> **Solicitação 1**
Transcreva, sem qualquer alteração, o segmento do trecho fornecido que vai de "Essa configuração confirma" até "alternativas de mobilização.".
> **Solicitação 2**
Com base no trecho fornecido, responda às perguntas a seguir e identifique cada resposta com a letra correspondente.
(a) Segundo Mosca, por quem toda sociedade é, na prática, governada?
(b) Qual obra de James Burnham é mencionada?
(c) O que precisou ser criado às pressas para formalizar a inscrição de Bolsonaro nas eleições?

> **Trecho fornecido**
====

No entanto, o caso de Bolsonaro não é meramente uma rebelião das massas, mas a manifestação de um vácuo de representação, como já haviam descrito Gaetano Mosca e Vilfredo Pareto. Para Mosca, toda sociedade é, na prática, governada por uma minoria organizada — a elite. Quando essa elite se torna disfuncional, desconectada dos valores, interesses e necessidades da maioria, abre-se espaço para a emergência de lideranças alternativas.
Pareto, por sua vez, descreveu esse fenômeno como a circulação das elites: quando uma elite dominante perde suas virtudes, sua capacidade de coerção ou de consenso, ela é, inevitavelmente, substituída por uma nova elite. Esse processo, muitas vezes, se dá de forma tumultuada, e não necessariamente garante uma elite superior à anterior, mas simplesmente uma mudança nos ocupantes do poder.
No Brasil, as redes sociais operaram como catalisadoras desse processo. Elas revelaram uma fraqueza estrutural na elite política, cultural e econômica, que, profundamente desacreditada, não conseguiu barrar a ascensão de um candidato oriundo de fora dos seus quadros tradicionais. Como bem observa James Burnham em A Revolução dos Gerentes, as elites modernas costumam ser compostas por tecnocratas, burocratas e especialistas. No entanto, quando esses grupos se tornam excessivamente fechados e autoreferenciais, desconectando-se da realidade popular, surge o risco de serem derrubados por movimentos de contestação radical.
A improvisação partidária e o voto popular direto
O sistema partidário brasileiro rejeitou Bolsonaro de forma quase unânime. Nenhum dos grandes partidos tradicionais quis endossar sua candidatura. Isso obrigou a criação, às pressas, de uma estrutura partidária mínima, suficiente apenas para formalizar sua inscrição nas eleições. Esse fato é, em si mesmo, revelador: o poder institucionalizado, na forma dos partidos, perdeu a capacidade de controlar o acesso ao governo.
Bolsonaro, portanto, foi um candidato eleito diretamente pelo povo, contornando os vetores clássicos da intermediação política. Isso não significa que sua eleição tenha ocorrido fora da lógica das elites, mas sim que representou a emergência de uma nova elite, cuja formação se deu fora dos círculos tradicionais — uma elite midiatizada, digital, composta por influenciadores, operadores culturais independentes, microempreendedores de conteúdo e movimentos organizados nas plataformas online.
Essa configuração confirma a tese de Pareto sobre a inevitabilidade da circulação das elites, bem como valida a crítica de Burnham à burocracia moderna, que, quando perde seu dinamismo, é fatalmente atropelada por formas alternativas de mobilização.

====

> **Dados apresentados**
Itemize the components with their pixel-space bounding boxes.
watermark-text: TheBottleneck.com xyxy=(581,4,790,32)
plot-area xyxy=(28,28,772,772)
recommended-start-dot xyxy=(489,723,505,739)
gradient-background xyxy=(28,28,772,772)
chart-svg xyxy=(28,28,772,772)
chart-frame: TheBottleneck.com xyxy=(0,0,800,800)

====

> **Resposta final 1**
Essa configuração confirma a tese de Pareto sobre a inevitabilidade da circulação das elites, bem como valida a crítica de Burnham à burocracia moderna, que, quando perde seu dinamismo, é fatalmente atropelada por formas alternativas de mobilização.

> **Resposta final 2**
(a) Por uma minoria organizada, a elite.
(b) A Revolução dos Gerentes.
(c) Uma estrutura partidária mínima.